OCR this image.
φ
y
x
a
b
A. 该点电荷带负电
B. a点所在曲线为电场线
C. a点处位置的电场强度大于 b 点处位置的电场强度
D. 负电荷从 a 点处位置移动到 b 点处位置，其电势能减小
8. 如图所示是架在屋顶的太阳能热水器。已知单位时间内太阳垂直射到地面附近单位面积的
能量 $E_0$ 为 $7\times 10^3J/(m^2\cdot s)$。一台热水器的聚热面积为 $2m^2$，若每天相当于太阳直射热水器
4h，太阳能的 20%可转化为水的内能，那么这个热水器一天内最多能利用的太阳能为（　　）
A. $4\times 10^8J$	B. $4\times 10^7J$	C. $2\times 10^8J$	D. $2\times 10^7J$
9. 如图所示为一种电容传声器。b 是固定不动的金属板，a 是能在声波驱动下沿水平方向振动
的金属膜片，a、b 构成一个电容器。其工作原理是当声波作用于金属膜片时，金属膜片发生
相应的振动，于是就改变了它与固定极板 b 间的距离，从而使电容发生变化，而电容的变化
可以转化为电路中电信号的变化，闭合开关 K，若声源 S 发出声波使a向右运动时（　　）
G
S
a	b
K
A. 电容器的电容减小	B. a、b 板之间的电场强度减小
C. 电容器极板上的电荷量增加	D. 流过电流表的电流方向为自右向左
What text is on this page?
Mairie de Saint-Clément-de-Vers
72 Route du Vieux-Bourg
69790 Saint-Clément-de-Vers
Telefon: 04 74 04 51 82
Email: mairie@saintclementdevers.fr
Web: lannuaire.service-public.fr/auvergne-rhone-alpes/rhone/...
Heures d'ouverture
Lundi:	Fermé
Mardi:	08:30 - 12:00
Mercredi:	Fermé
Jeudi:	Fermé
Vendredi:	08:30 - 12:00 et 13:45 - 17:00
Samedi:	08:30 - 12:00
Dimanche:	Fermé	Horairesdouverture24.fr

^^^^

* Task details
Quote, without alteration, the final stretch of the entries: the line with "What text is on this page?" onward to the last line.

* Exercise response
What text is on this page?
Mairie de Saint-Clément-de-Vers
72 Route du Vieux-Bourg
69790 Saint-Clément-de-Vers
Telefon: 04 74 04 51 82
Email: mairie@saintclementdevers.fr
Web: lannuaire.service-public.fr/auvergne-rhone-alpes/rhone/...
Heures d'ouverture
Lundi:	Fermé
Mardi:	08:30 - 12:00
Mercredi:	Fermé
Jeudi:	Fermé
Vendredi:	08:30 - 12:00 et 13:45 - 17:00
Samedi:	08:30 - 12:00
Dimanche:	Fermé	Horairesdouverture24.fr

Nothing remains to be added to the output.